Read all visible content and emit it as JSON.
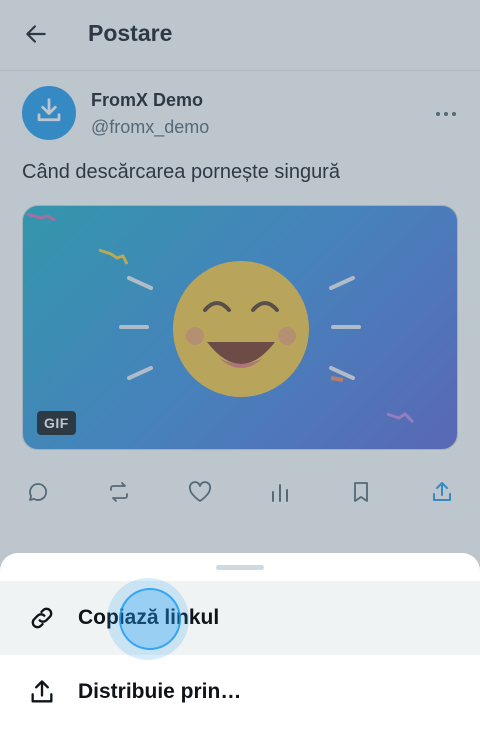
{
  "header": {
    "title": "Postare",
    "back_icon": "arrow-left-icon"
  },
  "post": {
    "author_name": "FromX Demo",
    "author_handle": "@fromx_demo",
    "text": "Când descărcarea pornește singură",
    "media_badge": "GIF",
    "avatar_icon": "download-icon",
    "more_icon": "more-horizontal-icon"
  },
  "actions": [
    {
      "name": "reply",
      "icon": "comment-icon"
    },
    {
      "name": "repost",
      "icon": "repost-icon"
    },
    {
      "name": "like",
      "icon": "heart-icon"
    },
    {
      "name": "views",
      "icon": "bar-chart-icon"
    },
    {
      "name": "bookmark",
      "icon": "bookmark-icon"
    },
    {
      "name": "share",
      "icon": "share-icon"
    }
  ],
  "sheet": {
    "items": [
      {
        "label": "Copiază linkul",
        "icon": "link-icon"
      },
      {
        "label": "Distribuie prin…",
        "icon": "share-icon"
      }
    ]
  },
  "colors": {
    "accent": "#1d9bf0",
    "text_primary": "#0f1419",
    "text_secondary": "#536471",
    "overlay": "#5b7083",
    "emoji_face": "#f7c942"
  }
}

_Exercise_: Images must not appear in the copy; reproduce everything else in the records verbatim.

_Solved exercise_:
Read all visible content and emit it as JSON.
{
  "header": {
    "title": "Postare",
    "back_icon": "arrow-left-icon"
  },
  "post": {
    "author_name": "FromX Demo",
    "author_handle": "@fromx_demo",
    "text": "Când descărcarea pornește singură",
    "media_badge": "GIF",
    "avatar_icon": "download-icon",
    "more_icon": "more-horizontal-icon"
  },
  "actions": [
    {
      "name": "reply",
      "icon": "comment-icon"
    },
    {
      "name": "repost",
      "icon": "repost-icon"
    },
    {
      "name": "like",
      "icon": "heart-icon"
    },
    {
      "name": "views",
      "icon": "bar-chart-icon"
    },
    {
      "name": "bookmark",
      "icon": "bookmark-icon"
    },
    {
      "name": "share",
      "icon": "share-icon"
    }
  ],
  "sheet": {
    "items": [
      {
        "label": "Copiază linkul",
        "icon": "link-icon"
      },
      {
        "label": "Distribuie prin…",
        "icon": "share-icon"
      }
    ]
  },
  "colors": {
    "accent": "#1d9bf0",
    "text_primary": "#0f1419",
    "text_secondary": "#536471",
    "overlay": "#5b7083",
    "emoji_face": "#f7c942"
  }
}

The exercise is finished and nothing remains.